◆ **SET EXERCISE**:
Write out each line of the material again, word for word.

[Saved entries]
* * * * * * * * *

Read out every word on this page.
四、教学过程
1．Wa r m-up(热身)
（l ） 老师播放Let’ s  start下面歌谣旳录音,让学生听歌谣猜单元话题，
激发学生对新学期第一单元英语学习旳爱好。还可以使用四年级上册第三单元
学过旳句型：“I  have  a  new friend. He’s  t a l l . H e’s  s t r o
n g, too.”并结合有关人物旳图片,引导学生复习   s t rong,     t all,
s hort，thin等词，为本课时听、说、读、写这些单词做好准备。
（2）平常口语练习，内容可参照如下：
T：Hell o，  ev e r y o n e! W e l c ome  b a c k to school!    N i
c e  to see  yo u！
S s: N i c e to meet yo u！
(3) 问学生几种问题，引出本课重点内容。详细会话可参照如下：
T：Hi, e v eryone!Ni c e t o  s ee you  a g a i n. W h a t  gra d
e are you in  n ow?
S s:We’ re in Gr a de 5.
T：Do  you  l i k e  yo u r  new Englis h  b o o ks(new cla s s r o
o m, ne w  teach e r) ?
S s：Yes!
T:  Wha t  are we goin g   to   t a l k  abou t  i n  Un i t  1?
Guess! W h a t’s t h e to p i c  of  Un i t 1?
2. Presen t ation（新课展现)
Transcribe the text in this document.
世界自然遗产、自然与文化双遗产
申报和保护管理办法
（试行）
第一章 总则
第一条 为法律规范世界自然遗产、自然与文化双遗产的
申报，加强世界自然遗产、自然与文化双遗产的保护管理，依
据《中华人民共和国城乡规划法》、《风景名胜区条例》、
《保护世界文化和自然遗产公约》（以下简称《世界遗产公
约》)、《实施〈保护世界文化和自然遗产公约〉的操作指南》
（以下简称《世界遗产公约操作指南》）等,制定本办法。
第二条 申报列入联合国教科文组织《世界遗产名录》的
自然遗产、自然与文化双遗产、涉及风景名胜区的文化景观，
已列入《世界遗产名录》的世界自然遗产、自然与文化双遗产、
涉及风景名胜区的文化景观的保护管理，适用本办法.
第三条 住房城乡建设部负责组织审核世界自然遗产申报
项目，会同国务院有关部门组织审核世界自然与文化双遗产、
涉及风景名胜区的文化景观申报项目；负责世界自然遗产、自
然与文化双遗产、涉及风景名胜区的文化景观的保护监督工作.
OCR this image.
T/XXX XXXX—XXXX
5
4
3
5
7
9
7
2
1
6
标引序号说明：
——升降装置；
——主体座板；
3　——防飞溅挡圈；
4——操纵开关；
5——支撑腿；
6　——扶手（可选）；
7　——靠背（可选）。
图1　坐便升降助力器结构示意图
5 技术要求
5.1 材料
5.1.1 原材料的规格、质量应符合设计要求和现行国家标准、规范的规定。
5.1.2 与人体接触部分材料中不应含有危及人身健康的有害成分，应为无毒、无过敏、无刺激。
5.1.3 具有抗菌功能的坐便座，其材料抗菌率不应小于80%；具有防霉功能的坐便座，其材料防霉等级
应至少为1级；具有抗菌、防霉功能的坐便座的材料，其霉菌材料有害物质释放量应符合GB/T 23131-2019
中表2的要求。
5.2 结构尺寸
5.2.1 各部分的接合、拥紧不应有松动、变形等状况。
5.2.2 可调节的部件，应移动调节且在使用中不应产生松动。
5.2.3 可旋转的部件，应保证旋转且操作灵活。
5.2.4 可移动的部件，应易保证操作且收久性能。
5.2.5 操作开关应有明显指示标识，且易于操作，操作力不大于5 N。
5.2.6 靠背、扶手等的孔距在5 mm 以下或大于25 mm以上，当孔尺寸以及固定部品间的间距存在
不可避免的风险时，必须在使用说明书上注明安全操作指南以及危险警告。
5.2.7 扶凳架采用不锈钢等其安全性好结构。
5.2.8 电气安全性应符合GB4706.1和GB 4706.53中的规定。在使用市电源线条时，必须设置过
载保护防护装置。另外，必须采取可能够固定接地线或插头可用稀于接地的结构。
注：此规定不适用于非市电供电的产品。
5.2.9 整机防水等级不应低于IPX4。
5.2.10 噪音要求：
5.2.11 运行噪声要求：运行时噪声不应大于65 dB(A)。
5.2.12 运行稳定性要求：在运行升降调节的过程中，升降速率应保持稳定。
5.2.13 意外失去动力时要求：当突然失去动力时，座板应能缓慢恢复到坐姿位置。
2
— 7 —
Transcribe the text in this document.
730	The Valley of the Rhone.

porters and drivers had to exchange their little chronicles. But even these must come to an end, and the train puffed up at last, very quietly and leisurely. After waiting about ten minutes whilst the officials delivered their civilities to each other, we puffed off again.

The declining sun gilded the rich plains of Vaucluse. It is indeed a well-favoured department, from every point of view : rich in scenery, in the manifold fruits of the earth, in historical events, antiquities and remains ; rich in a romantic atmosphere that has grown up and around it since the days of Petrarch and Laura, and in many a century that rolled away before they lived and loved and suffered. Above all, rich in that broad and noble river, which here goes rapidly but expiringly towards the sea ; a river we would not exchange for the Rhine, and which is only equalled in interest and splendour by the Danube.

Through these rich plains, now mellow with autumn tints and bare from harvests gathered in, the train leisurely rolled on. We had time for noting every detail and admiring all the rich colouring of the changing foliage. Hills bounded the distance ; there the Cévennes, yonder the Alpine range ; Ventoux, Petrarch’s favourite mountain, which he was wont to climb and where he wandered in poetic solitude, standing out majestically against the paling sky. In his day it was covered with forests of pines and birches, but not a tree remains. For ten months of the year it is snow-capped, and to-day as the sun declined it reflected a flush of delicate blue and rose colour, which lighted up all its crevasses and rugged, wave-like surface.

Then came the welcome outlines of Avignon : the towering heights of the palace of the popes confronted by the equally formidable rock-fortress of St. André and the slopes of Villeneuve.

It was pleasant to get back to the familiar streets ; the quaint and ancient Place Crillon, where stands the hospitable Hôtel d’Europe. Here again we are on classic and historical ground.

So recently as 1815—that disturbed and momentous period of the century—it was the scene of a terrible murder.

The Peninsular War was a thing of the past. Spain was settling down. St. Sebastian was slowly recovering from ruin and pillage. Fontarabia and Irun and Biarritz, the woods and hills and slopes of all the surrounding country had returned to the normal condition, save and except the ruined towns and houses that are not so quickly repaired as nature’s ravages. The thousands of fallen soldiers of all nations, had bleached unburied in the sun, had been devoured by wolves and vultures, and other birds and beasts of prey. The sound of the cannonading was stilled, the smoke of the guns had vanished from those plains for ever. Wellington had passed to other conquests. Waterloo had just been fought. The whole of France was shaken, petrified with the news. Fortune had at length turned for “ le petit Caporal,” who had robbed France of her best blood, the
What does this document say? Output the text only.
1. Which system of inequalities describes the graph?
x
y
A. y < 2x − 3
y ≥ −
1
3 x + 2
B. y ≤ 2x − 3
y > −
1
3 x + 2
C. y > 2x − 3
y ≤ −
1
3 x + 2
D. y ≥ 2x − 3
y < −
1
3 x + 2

* * * * * * * * *

◆ **FULL ANSWER**:
Read out every word on this page.
四、教学过程
1．Wa r m-up(热身)
（l ） 老师播放Let’ s  start下面歌谣旳录音,让学生听歌谣猜单元话题，
激发学生对新学期第一单元英语学习旳爱好。还可以使用四年级上册第三单元
学过旳句型：“I  have  a  new friend. He’s  t a l l . H e’s  s t r o
n g, too.”并结合有关人物旳图片,引导学生复习   s t rong,     t all,
s hort，thin等词，为本课时听、说、读、写这些单词做好准备。
（2）平常口语练习，内容可参照如下：
T：Hell o，  ev e r y o n e! W e l c ome  b a c k to school!    N i
c e  to see  yo u！
S s: N i c e to meet yo u！
(3) 问学生几种问题，引出本课重点内容。详细会话可参照如下：
T：Hi, e v eryone!Ni c e t o  s ee you  a g a i n. W h a t  gra d
e are you in  n ow?
S s:We’ re in Gr a de 5.
T：Do  you  l i k e  yo u r  new Englis h  b o o ks(new cla s s r o
o m, ne w  teach e r) ?
S s：Yes!
T:  Wha t  are we goin g   to   t a l k  abou t  i n  Un i t  1?
Guess! W h a t’s t h e to p i c  of  Un i t 1?
2. Presen t ation（新课展现)
Transcribe the text in this document.
世界自然遗产、自然与文化双遗产
申报和保护管理办法
（试行）
第一章 总则
第一条 为法律规范世界自然遗产、自然与文化双遗产的
申报，加强世界自然遗产、自然与文化双遗产的保护管理，依
据《中华人民共和国城乡规划法》、《风景名胜区条例》、
《保护世界文化和自然遗产公约》（以下简称《世界遗产公
约》)、《实施〈保护世界文化和自然遗产公约〉的操作指南》
（以下简称《世界遗产公约操作指南》）等,制定本办法。
第二条 申报列入联合国教科文组织《世界遗产名录》的
自然遗产、自然与文化双遗产、涉及风景名胜区的文化景观，
已列入《世界遗产名录》的世界自然遗产、自然与文化双遗产、
涉及风景名胜区的文化景观的保护管理，适用本办法.
第三条 住房城乡建设部负责组织审核世界自然遗产申报
项目，会同国务院有关部门组织审核世界自然与文化双遗产、
涉及风景名胜区的文化景观申报项目；负责世界自然遗产、自
然与文化双遗产、涉及风景名胜区的文化景观的保护监督工作.
OCR this image.
T/XXX XXXX—XXXX
5
4
3
5
7
9
7
2
1
6
标引序号说明：
——升降装置；
——主体座板；
3　——防飞溅挡圈；
4——操纵开关；
5——支撑腿；
6　——扶手（可选）；
7　——靠背（可选）。
图1　坐便升降助力器结构示意图
5 技术要求
5.1 材料
5.1.1 原材料的规格、质量应符合设计要求和现行国家标准、规范的规定。
5.1.2 与人体接触部分材料中不应含有危及人身健康的有害成分，应为无毒、无过敏、无刺激。
5.1.3 具有抗菌功能的坐便座，其材料抗菌率不应小于80%；具有防霉功能的坐便座，其材料防霉等级
应至少为1级；具有抗菌、防霉功能的坐便座的材料，其霉菌材料有害物质释放量应符合GB/T 23131-2019
中表2的要求。
5.2 结构尺寸
5.2.1 各部分的接合、拥紧不应有松动、变形等状况。
5.2.2 可调节的部件，应移动调节且在使用中不应产生松动。
5.2.3 可旋转的部件，应保证旋转且操作灵活。
5.2.4 可移动的部件，应易保证操作且收久性能。
5.2.5 操作开关应有明显指示标识，且易于操作，操作力不大于5 N。
5.2.6 靠背、扶手等的孔距在5 mm 以下或大于25 mm以上，当孔尺寸以及固定部品间的间距存在
不可避免的风险时，必须在使用说明书上注明安全操作指南以及危险警告。
5.2.7 扶凳架采用不锈钢等其安全性好结构。
5.2.8 电气安全性应符合GB4706.1和GB 4706.53中的规定。在使用市电源线条时，必须设置过
载保护防护装置。另外，必须采取可能够固定接地线或插头可用稀于接地的结构。
注：此规定不适用于非市电供电的产品。
5.2.9 整机防水等级不应低于IPX4。
5.2.10 噪音要求：
5.2.11 运行噪声要求：运行时噪声不应大于65 dB(A)。
5.2.12 运行稳定性要求：在运行升降调节的过程中，升降速率应保持稳定。
5.2.13 意外失去动力时要求：当突然失去动力时，座板应能缓慢恢复到坐姿位置。
2
— 7 —
Transcribe the text in this document.
730	The Valley of the Rhone.

porters and drivers had to exchange their little chronicles. But even these must come to an end, and the train puffed up at last, very quietly and leisurely. After waiting about ten minutes whilst the officials delivered their civilities to each other, we puffed off again.

The declining sun gilded the rich plains of Vaucluse. It is indeed a well-favoured department, from every point of view : rich in scenery, in the manifold fruits of the earth, in historical events, antiquities and remains ; rich in a romantic atmosphere that has grown up and around it since the days of Petrarch and Laura, and in many a century that rolled away before they lived and loved and suffered. Above all, rich in that broad and noble river, which here goes rapidly but expiringly towards the sea ; a river we would not exchange for the Rhine, and which is only equalled in interest and splendour by the Danube.

Through these rich plains, now mellow with autumn tints and bare from harvests gathered in, the train leisurely rolled on. We had time for noting every detail and admiring all the rich colouring of the changing foliage. Hills bounded the distance ; there the Cévennes, yonder the Alpine range ; Ventoux, Petrarch’s favourite mountain, which he was wont to climb and where he wandered in poetic solitude, standing out majestically against the paling sky. In his day it was covered with forests of pines and birches, but not a tree remains. For ten months of the year it is snow-capped, and to-day as the sun declined it reflected a flush of delicate blue and rose colour, which lighted up all its crevasses and rugged, wave-like surface.

Then came the welcome outlines of Avignon : the towering heights of the palace of the popes confronted by the equally formidable rock-fortress of St. André and the slopes of Villeneuve.

It was pleasant to get back to the familiar streets ; the quaint and ancient Place Crillon, where stands the hospitable Hôtel d’Europe. Here again we are on classic and historical ground.

So recently as 1815—that disturbed and momentous period of the century—it was the scene of a terrible murder.

The Peninsular War was a thing of the past. Spain was settling down. St. Sebastian was slowly recovering from ruin and pillage. Fontarabia and Irun and Biarritz, the woods and hills and slopes of all the surrounding country had returned to the normal condition, save and except the ruined towns and houses that are not so quickly repaired as nature’s ravages. The thousands of fallen soldiers of all nations, had bleached unburied in the sun, had been devoured by wolves and vultures, and other birds and beasts of prey. The sound of the cannonading was stilled, the smoke of the guns had vanished from those plains for ever. Wellington had passed to other conquests. Waterloo had just been fought. The whole of France was shaken, petrified with the news. Fortune had at length turned for “ le petit Caporal,” who had robbed France of her best blood, the
What does this document say? Output the text only.
1. Which system of inequalities describes the graph?
x
y
A. y < 2x − 3
y ≥ −
1
3 x + 2
B. y ≤ 2x − 3
y > −
1
3 x + 2
C. y > 2x − 3
y ≤ −
1
3 x + 2
D. y ≥ 2x − 3
y < −
1
3 x + 2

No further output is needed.